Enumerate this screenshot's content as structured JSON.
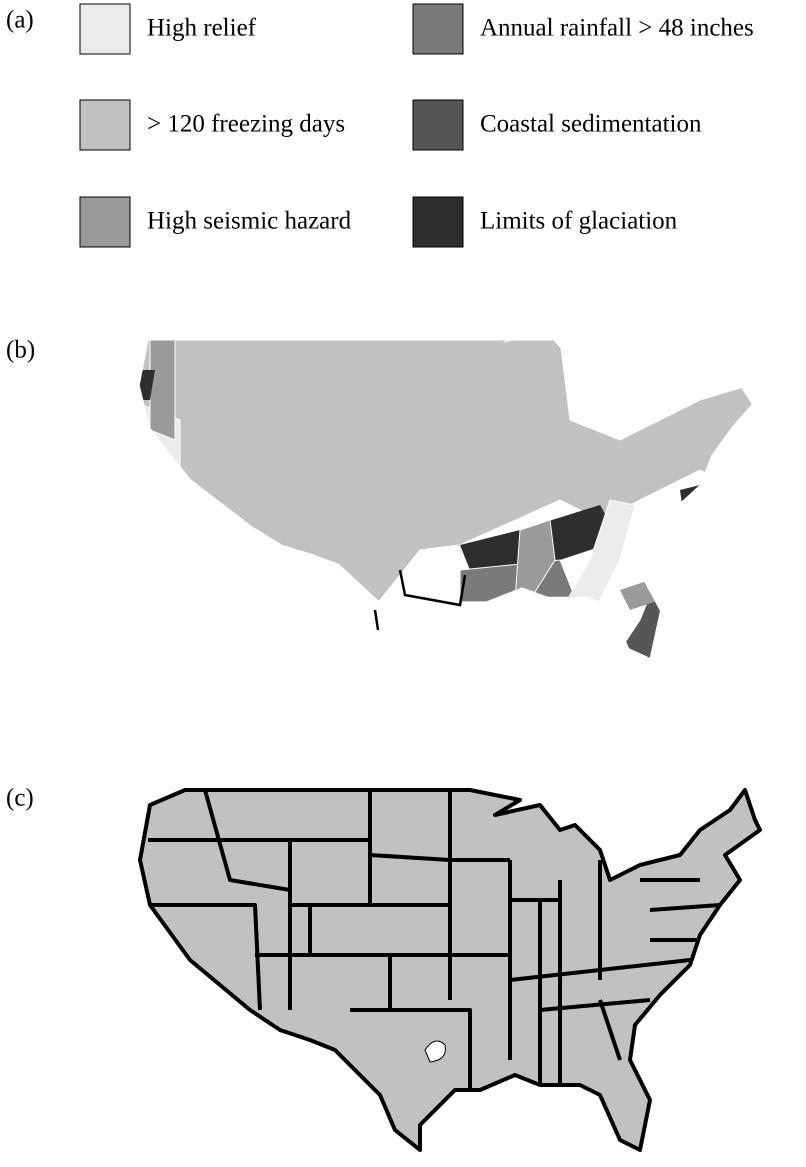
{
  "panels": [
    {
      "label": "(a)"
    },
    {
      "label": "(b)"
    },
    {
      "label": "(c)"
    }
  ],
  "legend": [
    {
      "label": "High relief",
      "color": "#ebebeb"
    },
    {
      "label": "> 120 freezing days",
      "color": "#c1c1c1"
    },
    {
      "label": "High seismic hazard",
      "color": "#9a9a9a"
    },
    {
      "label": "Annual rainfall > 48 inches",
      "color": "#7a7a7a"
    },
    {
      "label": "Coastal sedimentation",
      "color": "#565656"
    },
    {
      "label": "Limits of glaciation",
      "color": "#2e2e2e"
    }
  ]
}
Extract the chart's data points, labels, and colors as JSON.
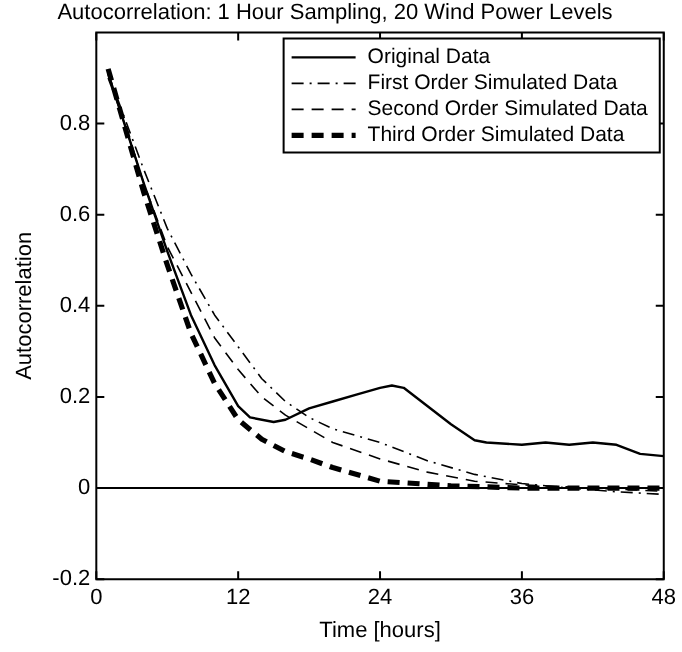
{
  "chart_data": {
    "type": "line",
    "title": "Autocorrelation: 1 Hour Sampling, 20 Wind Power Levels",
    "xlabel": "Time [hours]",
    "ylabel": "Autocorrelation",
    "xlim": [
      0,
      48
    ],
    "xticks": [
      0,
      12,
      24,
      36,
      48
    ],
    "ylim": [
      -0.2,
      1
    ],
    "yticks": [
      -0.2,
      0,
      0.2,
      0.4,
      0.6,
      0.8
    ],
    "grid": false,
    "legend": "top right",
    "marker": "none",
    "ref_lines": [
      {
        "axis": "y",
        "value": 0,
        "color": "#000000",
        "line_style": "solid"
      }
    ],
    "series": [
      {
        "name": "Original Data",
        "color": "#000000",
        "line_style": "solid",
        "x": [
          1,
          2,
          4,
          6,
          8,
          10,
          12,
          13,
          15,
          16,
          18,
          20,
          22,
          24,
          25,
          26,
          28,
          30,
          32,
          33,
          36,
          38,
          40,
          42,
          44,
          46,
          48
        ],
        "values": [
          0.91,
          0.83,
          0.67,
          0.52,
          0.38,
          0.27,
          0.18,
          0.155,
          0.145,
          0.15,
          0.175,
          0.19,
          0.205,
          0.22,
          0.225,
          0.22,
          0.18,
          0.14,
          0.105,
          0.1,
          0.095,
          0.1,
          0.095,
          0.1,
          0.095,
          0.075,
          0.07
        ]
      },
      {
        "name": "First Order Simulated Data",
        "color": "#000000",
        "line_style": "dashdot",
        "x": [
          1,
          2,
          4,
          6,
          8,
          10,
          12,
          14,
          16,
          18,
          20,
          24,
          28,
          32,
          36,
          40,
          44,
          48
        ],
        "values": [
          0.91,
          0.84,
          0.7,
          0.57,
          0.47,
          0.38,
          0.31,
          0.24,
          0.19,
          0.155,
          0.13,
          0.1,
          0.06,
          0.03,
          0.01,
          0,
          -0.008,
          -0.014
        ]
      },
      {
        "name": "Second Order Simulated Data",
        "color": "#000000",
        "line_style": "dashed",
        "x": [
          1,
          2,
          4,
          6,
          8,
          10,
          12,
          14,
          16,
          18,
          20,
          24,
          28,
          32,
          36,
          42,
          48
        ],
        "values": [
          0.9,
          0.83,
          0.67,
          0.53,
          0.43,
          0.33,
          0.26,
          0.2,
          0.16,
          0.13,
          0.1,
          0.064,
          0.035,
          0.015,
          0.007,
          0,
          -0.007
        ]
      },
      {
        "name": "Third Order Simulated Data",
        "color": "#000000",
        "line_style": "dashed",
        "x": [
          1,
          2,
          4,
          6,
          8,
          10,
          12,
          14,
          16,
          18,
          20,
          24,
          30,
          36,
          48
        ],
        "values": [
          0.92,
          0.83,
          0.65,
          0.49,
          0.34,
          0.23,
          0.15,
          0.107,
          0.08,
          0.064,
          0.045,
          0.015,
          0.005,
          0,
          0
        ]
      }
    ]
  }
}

......

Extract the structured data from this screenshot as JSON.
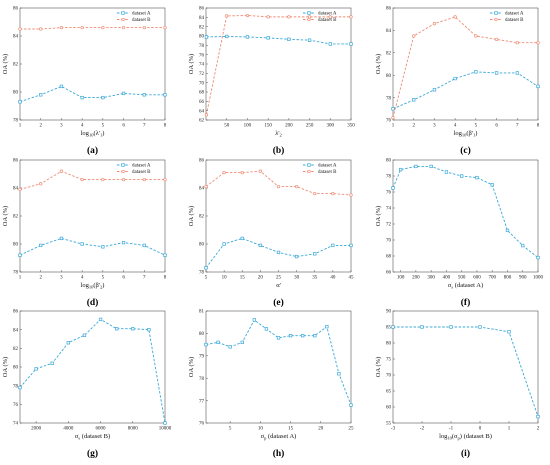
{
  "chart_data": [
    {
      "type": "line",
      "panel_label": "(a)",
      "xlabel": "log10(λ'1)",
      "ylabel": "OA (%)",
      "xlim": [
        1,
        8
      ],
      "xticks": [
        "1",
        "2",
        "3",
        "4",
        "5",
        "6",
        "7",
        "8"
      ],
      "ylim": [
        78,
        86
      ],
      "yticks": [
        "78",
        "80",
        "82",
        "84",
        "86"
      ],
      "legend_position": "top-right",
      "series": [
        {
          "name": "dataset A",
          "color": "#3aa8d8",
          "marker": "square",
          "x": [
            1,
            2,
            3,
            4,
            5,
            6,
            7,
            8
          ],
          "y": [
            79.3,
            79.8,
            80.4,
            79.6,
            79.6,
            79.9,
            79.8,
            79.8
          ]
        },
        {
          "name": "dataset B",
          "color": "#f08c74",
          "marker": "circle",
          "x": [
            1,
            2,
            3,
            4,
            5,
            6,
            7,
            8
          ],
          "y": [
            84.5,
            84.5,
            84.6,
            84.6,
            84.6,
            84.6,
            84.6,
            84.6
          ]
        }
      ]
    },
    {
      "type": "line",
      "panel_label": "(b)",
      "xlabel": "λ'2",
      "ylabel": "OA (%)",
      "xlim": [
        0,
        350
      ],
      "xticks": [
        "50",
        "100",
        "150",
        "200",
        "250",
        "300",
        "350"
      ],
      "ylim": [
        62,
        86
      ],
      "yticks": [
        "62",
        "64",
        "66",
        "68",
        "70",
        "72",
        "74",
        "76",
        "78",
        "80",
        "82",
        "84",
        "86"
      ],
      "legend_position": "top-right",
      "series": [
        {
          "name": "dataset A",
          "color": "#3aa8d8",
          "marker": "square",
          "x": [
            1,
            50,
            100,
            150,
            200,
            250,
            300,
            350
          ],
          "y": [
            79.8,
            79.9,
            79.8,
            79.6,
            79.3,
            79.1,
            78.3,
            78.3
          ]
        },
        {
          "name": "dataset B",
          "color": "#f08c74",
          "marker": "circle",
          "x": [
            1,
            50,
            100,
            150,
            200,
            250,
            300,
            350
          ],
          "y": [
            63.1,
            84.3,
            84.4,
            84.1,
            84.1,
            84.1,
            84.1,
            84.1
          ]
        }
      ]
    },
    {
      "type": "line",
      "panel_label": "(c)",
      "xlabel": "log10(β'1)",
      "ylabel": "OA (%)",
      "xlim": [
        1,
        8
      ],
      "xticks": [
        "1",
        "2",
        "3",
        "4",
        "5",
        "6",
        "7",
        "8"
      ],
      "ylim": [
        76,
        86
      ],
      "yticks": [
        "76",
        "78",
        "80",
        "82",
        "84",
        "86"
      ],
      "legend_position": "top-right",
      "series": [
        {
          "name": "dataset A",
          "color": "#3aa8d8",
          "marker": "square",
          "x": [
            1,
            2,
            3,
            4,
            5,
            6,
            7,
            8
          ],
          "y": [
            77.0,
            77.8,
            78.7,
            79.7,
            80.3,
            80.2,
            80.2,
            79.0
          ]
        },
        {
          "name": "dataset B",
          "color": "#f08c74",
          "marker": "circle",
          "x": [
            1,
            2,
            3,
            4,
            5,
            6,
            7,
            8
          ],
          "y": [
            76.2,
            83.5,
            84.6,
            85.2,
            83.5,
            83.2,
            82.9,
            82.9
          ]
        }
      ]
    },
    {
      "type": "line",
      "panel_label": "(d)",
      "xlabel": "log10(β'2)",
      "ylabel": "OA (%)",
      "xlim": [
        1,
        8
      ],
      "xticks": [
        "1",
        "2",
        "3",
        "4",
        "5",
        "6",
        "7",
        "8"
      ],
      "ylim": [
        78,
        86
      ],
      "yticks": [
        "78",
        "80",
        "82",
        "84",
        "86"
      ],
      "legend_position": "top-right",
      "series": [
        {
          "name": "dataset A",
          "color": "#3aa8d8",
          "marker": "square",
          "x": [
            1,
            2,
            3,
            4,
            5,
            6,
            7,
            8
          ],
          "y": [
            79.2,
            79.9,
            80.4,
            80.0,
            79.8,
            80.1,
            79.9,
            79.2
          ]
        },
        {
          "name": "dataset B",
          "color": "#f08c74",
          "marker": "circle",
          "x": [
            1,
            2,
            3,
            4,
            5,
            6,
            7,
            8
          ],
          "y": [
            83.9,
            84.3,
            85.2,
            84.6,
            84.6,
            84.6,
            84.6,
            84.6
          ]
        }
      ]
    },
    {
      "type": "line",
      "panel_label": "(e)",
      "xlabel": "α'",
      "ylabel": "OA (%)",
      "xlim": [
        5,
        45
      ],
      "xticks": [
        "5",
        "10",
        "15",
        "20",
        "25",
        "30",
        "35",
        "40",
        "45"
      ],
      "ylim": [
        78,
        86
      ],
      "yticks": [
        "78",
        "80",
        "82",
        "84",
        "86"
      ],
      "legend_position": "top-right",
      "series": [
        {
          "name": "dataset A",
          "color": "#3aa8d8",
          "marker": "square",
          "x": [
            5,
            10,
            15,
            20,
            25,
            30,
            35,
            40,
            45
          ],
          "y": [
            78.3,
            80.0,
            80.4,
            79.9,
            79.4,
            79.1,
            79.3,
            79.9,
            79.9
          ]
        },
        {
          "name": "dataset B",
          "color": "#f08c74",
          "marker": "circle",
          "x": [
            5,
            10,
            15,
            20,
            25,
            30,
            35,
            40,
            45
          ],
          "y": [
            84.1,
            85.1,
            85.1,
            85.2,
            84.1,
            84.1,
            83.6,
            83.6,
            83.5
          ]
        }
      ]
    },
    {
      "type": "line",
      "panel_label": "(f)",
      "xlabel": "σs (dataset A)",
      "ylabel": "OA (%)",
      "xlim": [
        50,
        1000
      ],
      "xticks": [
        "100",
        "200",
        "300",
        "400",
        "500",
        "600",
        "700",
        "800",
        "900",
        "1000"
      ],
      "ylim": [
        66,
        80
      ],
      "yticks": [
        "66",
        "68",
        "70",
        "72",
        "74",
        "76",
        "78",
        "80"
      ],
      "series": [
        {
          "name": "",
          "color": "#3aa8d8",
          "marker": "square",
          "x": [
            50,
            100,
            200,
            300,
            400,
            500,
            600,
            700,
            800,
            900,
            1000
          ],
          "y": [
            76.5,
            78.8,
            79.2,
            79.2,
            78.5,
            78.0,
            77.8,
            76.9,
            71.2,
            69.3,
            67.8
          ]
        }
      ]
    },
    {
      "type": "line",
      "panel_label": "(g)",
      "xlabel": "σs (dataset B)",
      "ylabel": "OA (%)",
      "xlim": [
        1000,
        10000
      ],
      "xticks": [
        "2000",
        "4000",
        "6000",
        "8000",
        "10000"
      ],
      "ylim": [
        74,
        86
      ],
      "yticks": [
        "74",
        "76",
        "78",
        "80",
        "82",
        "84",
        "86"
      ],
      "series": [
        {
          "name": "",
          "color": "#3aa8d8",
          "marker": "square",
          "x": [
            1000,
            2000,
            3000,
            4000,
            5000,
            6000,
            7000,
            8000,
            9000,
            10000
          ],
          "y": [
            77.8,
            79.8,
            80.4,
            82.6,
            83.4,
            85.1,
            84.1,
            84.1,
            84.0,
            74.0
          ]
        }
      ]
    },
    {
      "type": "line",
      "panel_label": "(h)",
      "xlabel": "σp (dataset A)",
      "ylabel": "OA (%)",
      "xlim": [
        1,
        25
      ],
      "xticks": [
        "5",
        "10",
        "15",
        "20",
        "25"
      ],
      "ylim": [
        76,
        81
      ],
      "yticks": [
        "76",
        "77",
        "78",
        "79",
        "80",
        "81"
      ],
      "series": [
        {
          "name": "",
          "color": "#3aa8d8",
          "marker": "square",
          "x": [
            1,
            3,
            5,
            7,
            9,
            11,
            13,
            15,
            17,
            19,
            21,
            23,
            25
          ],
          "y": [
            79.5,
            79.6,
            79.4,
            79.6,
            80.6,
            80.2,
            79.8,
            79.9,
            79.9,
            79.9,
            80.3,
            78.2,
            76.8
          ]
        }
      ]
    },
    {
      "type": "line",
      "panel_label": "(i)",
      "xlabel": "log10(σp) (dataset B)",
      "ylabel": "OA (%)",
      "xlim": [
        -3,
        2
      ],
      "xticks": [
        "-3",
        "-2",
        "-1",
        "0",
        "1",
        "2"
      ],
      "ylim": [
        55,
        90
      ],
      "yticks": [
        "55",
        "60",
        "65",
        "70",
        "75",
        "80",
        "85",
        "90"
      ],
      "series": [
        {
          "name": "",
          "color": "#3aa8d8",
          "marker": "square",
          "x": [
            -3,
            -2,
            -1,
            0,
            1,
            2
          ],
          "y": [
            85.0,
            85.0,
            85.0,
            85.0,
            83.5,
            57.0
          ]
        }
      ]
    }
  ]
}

......

Written task: Of all the lines in the listing above, how many include "JSON"? Write only the number.

Answer in full: 3